_PROMPT:_ Read the records and gather each line that includes "World".

_RECORDS PROVIDED:_

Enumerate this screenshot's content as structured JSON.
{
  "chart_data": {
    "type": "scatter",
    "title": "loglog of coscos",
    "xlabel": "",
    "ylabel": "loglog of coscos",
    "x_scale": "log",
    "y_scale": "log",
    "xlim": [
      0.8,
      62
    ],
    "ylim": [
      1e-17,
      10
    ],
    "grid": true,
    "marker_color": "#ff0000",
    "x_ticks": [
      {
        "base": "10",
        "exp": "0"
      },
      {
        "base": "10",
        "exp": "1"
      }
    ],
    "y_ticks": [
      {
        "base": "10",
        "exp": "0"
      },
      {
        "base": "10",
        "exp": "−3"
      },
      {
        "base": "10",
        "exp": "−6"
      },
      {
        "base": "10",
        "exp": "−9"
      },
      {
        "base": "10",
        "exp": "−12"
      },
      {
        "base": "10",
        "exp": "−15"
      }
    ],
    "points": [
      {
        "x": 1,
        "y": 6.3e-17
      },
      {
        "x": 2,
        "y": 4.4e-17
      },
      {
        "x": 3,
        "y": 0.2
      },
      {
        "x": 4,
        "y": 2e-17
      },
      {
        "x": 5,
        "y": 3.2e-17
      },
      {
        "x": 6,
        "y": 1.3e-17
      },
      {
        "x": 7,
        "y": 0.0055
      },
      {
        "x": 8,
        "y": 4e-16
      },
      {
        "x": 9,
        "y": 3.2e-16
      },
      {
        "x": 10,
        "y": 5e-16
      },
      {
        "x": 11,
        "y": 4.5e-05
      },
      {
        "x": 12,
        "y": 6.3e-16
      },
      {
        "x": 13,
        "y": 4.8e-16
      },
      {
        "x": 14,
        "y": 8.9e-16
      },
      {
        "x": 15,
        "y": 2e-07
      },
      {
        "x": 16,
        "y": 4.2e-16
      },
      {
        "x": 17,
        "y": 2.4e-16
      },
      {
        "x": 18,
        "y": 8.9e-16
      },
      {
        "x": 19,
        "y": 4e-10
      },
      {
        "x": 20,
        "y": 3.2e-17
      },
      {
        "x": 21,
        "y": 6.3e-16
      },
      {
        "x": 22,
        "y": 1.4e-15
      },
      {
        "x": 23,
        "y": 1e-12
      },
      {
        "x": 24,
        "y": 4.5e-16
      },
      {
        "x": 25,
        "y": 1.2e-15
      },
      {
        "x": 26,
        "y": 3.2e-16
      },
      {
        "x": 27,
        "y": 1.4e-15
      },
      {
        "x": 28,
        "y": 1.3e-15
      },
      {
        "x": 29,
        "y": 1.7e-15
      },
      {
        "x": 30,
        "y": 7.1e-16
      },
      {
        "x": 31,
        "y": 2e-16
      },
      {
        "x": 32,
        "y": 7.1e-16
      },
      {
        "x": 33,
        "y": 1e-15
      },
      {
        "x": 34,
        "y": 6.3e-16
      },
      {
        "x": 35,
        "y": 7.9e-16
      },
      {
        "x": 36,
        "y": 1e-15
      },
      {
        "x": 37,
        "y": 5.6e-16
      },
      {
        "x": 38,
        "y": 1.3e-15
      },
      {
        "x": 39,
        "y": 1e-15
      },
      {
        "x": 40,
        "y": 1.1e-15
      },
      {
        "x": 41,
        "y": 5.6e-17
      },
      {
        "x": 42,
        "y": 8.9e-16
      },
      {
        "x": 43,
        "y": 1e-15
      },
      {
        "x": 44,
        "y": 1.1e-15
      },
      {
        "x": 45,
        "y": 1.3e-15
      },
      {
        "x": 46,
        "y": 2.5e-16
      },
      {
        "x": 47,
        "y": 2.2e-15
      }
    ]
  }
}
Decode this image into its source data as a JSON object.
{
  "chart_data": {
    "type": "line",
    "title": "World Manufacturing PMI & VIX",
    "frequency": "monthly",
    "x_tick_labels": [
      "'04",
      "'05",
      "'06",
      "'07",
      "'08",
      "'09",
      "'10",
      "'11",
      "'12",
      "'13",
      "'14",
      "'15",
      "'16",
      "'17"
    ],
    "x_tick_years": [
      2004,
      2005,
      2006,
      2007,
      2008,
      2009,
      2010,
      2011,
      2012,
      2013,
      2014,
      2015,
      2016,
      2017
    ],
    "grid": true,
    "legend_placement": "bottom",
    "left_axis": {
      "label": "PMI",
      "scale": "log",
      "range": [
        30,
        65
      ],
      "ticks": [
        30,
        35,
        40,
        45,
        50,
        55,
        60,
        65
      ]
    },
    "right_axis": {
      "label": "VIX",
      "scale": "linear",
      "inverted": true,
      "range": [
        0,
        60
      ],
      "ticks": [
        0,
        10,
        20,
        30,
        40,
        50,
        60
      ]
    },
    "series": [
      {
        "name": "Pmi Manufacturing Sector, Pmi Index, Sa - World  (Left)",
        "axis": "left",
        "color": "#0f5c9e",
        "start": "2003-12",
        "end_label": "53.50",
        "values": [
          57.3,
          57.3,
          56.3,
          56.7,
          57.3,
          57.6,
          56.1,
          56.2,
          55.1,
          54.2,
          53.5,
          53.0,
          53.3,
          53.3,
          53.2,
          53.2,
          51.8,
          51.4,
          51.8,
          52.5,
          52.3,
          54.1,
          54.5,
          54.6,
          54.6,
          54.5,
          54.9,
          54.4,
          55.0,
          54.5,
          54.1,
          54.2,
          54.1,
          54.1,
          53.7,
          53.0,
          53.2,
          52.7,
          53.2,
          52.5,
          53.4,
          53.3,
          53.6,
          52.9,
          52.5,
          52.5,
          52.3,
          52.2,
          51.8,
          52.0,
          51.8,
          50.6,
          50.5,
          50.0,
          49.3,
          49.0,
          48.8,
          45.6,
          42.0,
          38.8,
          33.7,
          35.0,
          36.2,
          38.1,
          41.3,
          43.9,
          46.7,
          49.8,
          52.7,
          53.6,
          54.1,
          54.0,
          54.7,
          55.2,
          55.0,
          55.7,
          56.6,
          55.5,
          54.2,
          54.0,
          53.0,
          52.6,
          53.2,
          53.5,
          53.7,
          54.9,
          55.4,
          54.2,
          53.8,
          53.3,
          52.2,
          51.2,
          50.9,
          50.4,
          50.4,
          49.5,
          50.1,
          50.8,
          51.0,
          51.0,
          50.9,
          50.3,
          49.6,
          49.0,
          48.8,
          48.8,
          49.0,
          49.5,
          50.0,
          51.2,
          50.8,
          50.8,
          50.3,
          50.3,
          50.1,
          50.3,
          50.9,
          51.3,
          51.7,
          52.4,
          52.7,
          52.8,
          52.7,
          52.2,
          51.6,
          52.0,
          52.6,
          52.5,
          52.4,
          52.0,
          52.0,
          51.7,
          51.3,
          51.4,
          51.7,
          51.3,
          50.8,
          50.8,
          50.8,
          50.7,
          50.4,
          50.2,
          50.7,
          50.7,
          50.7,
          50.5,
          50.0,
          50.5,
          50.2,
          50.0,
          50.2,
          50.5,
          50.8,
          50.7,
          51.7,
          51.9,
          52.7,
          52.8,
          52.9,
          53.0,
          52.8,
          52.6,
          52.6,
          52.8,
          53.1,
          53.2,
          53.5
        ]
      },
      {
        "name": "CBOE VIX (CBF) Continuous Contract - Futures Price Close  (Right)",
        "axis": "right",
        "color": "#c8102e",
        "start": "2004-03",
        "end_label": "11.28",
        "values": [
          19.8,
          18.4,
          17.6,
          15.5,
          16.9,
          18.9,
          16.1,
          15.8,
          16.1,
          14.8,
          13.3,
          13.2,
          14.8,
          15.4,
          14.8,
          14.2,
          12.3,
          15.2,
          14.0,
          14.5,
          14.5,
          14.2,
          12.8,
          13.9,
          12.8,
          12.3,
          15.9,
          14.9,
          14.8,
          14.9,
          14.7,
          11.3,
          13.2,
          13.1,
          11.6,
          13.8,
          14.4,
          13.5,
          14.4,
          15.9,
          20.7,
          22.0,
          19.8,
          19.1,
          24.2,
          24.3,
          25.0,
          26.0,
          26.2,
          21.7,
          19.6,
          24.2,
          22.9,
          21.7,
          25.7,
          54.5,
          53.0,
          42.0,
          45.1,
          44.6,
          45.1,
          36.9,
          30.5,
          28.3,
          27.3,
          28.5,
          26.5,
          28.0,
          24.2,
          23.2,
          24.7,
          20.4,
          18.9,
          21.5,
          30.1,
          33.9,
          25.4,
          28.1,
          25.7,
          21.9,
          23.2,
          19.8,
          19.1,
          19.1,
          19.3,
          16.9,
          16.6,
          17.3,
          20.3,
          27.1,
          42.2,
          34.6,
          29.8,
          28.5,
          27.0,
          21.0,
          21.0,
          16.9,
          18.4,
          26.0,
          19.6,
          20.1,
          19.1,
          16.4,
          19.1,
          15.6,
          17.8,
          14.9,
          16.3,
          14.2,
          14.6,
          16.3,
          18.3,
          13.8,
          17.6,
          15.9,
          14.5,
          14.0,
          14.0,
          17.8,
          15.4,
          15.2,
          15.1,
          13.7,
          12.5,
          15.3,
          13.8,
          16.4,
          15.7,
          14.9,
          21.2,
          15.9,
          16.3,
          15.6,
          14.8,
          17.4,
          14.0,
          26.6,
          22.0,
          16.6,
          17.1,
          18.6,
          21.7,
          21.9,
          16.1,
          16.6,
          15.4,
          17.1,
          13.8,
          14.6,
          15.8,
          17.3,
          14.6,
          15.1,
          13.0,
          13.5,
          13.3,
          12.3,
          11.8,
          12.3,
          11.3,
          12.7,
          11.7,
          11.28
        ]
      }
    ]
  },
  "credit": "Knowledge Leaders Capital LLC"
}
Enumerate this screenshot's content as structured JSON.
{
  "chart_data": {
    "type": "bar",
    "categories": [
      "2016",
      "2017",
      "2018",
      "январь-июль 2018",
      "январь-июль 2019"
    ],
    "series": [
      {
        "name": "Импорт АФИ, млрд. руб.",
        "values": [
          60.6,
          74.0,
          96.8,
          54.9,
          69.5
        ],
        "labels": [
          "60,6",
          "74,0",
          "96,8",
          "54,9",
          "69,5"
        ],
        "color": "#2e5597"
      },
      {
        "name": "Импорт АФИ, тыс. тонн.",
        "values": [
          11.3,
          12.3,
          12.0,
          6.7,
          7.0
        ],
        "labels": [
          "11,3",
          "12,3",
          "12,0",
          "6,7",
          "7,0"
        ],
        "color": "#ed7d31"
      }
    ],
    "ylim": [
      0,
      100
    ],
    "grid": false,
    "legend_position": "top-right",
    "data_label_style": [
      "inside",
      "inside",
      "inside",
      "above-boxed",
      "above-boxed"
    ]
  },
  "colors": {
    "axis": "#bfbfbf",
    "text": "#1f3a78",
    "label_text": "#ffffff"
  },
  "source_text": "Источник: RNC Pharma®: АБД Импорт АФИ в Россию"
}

_OUTPUT OF THE EXERCISE:_
    "title": "World Manufacturing PMI & VIX",
        "name": "Pmi Manufacturing Sector, Pmi Index, Sa - World  (Left)",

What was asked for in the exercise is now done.